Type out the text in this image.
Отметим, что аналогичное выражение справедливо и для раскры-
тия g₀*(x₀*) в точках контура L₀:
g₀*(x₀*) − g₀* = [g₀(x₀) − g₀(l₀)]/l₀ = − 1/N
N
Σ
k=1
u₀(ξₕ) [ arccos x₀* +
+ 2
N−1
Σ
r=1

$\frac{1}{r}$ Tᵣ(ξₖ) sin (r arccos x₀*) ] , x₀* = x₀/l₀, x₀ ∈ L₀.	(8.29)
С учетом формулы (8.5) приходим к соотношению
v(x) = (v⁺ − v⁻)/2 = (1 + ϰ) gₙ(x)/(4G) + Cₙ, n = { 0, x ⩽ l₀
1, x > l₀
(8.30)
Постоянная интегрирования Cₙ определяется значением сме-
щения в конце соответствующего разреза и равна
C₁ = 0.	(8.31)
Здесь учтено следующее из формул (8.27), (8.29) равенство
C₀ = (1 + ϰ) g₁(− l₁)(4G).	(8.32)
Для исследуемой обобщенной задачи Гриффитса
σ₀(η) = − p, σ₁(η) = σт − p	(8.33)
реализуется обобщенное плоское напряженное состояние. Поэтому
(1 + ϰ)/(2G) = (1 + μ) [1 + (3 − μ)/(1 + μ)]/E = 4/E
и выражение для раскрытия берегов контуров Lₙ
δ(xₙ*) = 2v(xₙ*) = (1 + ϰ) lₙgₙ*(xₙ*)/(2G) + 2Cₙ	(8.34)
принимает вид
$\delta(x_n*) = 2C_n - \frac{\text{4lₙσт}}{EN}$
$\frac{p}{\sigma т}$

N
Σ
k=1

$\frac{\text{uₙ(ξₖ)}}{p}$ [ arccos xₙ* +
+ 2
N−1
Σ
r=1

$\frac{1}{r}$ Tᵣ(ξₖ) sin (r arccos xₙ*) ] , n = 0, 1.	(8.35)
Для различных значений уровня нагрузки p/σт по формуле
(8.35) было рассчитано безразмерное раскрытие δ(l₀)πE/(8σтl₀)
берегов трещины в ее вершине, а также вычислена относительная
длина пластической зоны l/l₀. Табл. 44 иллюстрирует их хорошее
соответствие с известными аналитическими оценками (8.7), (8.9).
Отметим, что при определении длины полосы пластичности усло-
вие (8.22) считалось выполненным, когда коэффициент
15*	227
::::::::::
TASK DETAILS: Each line containing the word "берегов" counts once; say how many such lines there are, giving only the number.

SOLUTION TO THE PROBLEM: 2